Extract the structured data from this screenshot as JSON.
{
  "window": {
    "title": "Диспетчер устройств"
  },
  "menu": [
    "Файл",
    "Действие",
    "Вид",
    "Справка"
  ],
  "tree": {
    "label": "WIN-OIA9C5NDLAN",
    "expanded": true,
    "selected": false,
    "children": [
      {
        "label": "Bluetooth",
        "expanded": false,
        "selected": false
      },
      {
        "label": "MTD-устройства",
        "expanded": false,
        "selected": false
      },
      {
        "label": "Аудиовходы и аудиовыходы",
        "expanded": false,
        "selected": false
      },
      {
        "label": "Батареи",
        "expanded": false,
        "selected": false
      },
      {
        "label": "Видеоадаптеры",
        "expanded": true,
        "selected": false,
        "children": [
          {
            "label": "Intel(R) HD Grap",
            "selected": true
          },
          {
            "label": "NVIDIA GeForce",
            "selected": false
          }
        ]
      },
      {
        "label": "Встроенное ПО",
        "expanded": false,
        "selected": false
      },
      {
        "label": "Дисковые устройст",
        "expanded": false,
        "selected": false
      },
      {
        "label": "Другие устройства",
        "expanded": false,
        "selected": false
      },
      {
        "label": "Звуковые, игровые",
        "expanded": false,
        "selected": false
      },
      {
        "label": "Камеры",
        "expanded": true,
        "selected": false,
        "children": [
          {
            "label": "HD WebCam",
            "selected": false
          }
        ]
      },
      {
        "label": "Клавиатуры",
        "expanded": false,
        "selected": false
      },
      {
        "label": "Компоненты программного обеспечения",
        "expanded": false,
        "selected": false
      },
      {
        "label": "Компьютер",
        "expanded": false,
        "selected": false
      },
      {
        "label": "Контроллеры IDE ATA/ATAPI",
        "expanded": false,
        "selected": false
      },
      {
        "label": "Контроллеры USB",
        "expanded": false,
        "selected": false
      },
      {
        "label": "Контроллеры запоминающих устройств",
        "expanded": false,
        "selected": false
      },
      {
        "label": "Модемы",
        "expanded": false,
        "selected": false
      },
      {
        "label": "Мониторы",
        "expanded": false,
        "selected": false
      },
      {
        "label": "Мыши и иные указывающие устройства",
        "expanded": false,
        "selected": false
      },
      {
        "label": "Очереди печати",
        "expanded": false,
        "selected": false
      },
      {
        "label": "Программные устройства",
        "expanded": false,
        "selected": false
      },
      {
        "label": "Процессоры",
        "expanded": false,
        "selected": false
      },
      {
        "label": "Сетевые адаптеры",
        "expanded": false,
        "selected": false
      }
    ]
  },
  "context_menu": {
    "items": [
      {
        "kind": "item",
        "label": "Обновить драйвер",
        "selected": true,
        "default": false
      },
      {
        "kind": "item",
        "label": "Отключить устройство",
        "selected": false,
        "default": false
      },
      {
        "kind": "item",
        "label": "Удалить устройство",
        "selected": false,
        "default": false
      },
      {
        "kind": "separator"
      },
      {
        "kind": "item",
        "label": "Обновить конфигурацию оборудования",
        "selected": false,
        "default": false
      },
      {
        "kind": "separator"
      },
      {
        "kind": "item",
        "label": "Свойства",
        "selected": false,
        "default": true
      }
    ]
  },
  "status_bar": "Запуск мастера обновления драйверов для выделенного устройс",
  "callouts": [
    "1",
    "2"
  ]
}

^^^^^^^^

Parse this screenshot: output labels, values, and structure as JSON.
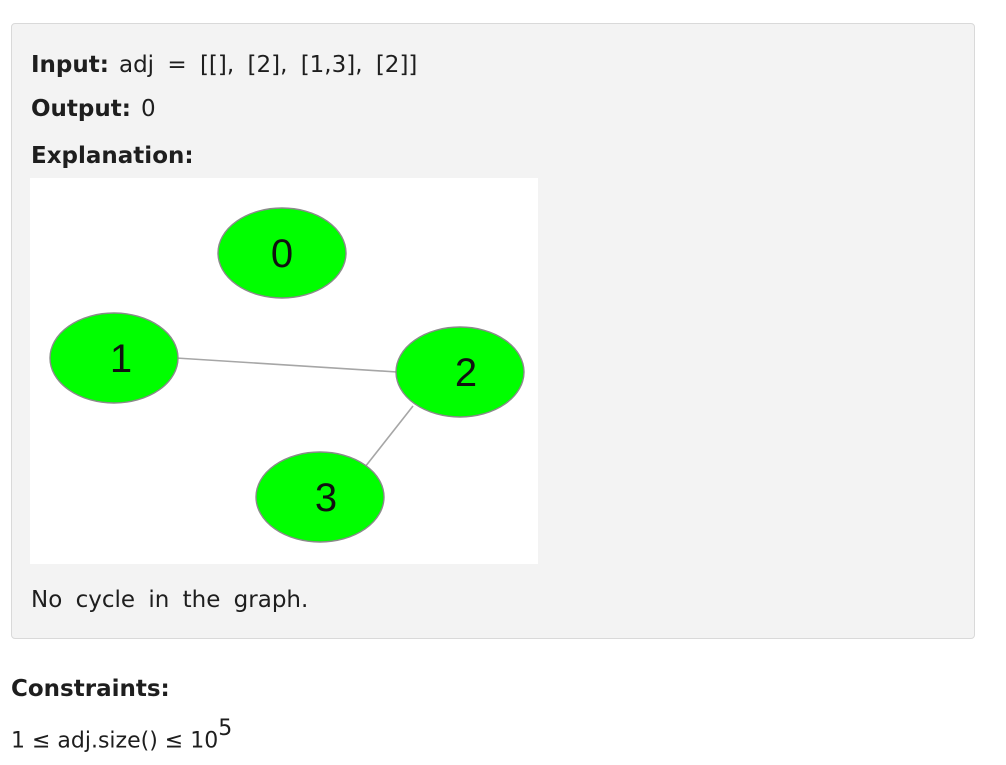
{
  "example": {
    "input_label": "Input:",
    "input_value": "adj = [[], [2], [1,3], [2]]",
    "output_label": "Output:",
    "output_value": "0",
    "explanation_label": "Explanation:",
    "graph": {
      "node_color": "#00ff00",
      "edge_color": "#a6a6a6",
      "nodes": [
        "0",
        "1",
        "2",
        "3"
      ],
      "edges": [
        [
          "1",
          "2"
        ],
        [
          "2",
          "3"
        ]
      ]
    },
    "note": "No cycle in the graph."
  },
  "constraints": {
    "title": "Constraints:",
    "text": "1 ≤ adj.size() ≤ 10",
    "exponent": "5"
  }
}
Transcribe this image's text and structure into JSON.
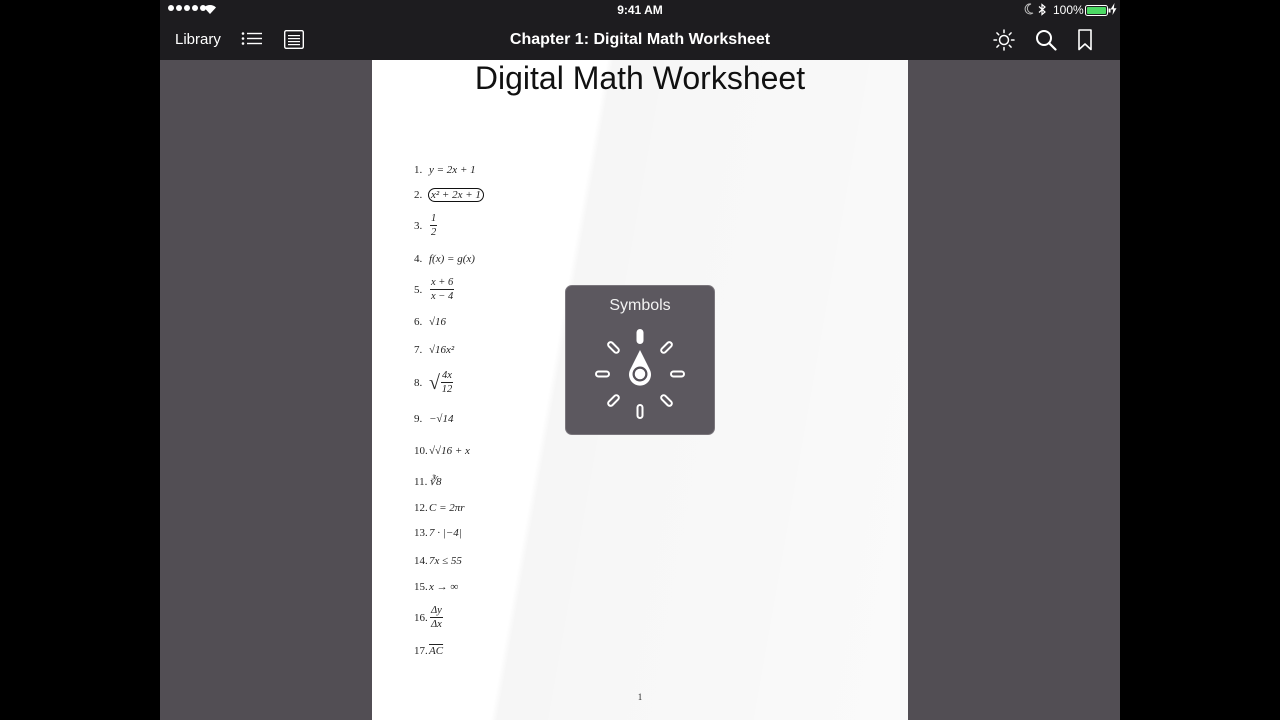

^^^^^^^^

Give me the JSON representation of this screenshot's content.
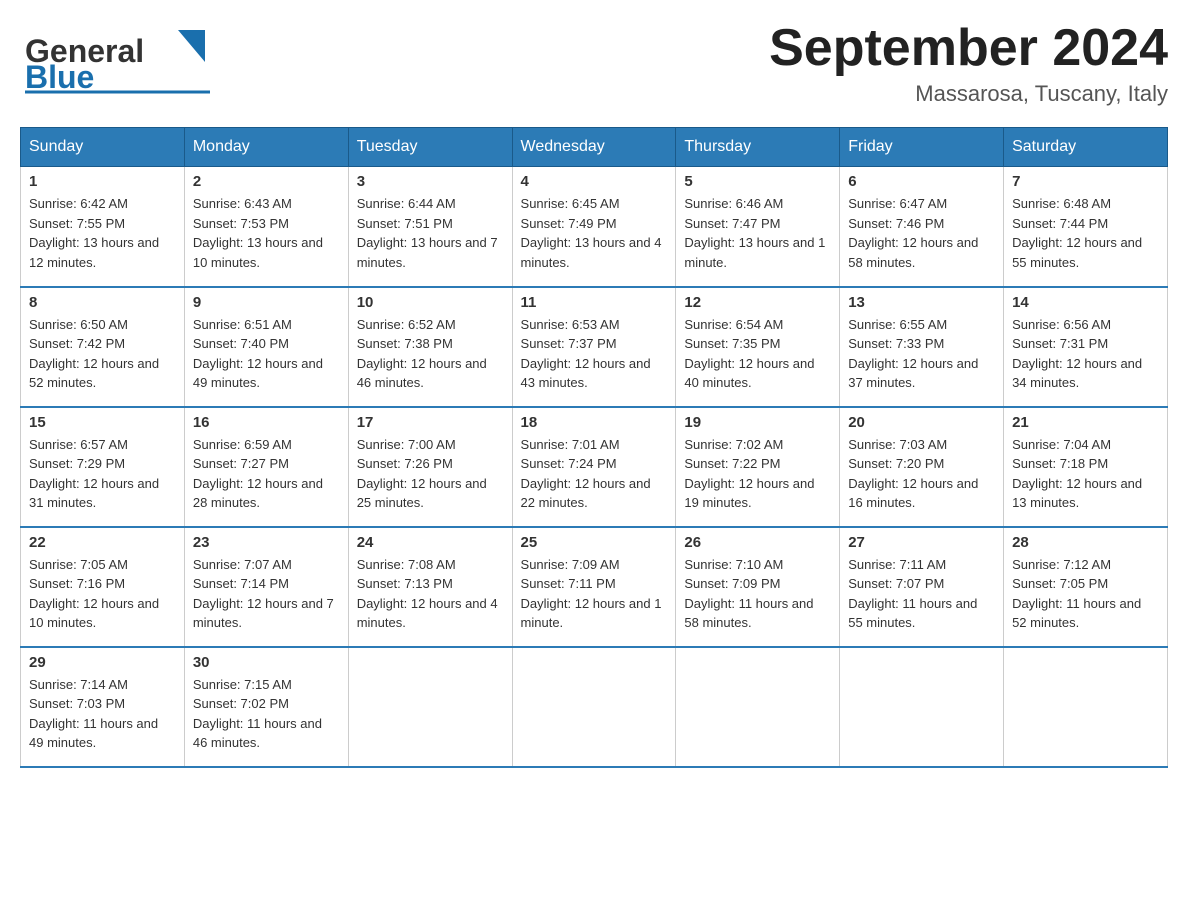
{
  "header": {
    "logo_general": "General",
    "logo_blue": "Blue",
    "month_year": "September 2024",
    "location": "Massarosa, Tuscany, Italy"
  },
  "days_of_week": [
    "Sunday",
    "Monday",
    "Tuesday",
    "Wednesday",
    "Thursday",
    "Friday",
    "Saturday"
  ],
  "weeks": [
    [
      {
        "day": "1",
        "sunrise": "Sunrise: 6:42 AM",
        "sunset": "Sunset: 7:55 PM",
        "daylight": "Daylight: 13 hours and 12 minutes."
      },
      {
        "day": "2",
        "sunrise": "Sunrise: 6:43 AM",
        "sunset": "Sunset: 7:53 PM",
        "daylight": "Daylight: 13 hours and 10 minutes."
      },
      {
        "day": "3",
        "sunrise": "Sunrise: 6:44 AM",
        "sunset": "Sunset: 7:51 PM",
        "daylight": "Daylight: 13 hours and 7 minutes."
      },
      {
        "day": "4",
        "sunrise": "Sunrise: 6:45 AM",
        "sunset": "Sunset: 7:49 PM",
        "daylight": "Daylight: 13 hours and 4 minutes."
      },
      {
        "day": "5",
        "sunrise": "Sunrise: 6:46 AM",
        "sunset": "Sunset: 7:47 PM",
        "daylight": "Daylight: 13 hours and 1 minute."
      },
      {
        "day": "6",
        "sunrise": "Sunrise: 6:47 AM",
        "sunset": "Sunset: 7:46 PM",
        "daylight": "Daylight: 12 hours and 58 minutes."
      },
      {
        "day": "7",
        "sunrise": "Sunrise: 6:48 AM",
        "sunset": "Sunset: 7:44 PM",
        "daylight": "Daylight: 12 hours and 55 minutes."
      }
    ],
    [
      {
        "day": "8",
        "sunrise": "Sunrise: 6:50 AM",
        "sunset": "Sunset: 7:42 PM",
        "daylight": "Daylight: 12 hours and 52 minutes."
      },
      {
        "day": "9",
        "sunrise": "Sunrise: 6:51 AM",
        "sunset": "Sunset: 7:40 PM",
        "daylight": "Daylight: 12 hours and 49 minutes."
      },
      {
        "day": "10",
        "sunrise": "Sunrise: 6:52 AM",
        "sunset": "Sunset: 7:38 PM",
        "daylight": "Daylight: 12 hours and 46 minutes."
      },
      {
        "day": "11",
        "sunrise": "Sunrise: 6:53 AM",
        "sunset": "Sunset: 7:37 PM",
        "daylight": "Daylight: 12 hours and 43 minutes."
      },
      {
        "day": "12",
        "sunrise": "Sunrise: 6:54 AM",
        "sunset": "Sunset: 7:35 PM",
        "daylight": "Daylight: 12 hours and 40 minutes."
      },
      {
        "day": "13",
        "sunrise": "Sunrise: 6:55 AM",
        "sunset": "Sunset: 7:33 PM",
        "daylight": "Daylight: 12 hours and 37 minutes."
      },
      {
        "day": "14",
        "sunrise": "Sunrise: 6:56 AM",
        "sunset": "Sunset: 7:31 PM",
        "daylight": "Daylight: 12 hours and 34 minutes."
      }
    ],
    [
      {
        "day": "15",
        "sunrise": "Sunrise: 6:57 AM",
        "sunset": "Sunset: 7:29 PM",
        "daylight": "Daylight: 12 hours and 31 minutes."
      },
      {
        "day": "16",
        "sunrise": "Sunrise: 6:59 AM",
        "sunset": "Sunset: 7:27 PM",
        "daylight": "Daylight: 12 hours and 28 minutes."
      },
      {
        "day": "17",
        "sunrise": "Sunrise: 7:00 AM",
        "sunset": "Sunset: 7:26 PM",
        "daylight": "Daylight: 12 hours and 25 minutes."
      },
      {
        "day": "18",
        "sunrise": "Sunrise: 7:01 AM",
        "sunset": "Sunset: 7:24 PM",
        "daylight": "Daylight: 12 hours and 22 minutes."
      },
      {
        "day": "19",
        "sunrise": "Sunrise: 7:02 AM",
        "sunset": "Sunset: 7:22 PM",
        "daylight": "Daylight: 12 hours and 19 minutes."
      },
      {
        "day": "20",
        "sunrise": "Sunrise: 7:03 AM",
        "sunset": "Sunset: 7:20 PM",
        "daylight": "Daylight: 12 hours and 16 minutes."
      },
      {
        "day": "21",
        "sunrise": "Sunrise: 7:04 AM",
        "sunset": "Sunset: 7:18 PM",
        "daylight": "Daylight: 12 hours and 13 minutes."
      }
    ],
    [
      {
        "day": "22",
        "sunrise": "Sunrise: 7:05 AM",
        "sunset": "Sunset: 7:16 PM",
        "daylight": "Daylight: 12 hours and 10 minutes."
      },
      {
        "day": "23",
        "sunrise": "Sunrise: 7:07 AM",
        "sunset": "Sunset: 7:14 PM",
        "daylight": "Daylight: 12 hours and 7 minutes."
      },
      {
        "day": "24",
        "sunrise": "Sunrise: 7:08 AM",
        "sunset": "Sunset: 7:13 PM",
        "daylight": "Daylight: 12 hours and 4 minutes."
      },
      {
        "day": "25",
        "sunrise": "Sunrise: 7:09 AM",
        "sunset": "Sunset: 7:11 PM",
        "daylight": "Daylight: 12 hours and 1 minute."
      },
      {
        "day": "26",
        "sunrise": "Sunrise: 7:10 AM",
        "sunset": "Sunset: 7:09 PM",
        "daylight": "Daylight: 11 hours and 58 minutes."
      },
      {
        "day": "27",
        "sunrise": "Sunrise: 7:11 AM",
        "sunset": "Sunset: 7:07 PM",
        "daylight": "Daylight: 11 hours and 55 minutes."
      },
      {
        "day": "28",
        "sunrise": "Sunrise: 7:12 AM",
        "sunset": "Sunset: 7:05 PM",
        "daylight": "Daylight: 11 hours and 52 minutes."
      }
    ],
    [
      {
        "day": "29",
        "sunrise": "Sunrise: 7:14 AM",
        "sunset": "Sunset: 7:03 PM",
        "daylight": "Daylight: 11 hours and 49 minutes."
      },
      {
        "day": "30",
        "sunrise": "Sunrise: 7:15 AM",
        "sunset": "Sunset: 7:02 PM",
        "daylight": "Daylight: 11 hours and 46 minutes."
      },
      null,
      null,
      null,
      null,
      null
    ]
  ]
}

^^^^^^^^

**Stated exercise**
Retype only the lines above from the one with "Parse this screenshot: output" through the one with "Transcribe this image's", exactly and with both ends. Images stay out.

**Output of the task**
Parse this screenshot: output labels, values, and structure as JSON.
{
  "example": {
    "input_label": "Input:",
    "input_value": "adj = [[], [2], [1,3], [2]]",
    "output_label": "Output:",
    "output_value": "0",
    "explanation_label": "Explanation:",
    "graph": {
      "node_color": "#00ff00",
      "edge_color": "#a6a6a6",
      "nodes": [
        "0",
        "1",
        "2",
        "3"
      ],
      "edges": [
        [
          "1",
          "2"
        ],
        [
          "2",
          "3"
        ]
      ]
    },
    "note": "No cycle in the graph."
  },
  "constraints": {
    "title": "Constraints:",
    "text": "1 ≤ adj.size() ≤ 10",
    "exponent": "5"
  }
}
Transcribe this image's text and structure into JSON.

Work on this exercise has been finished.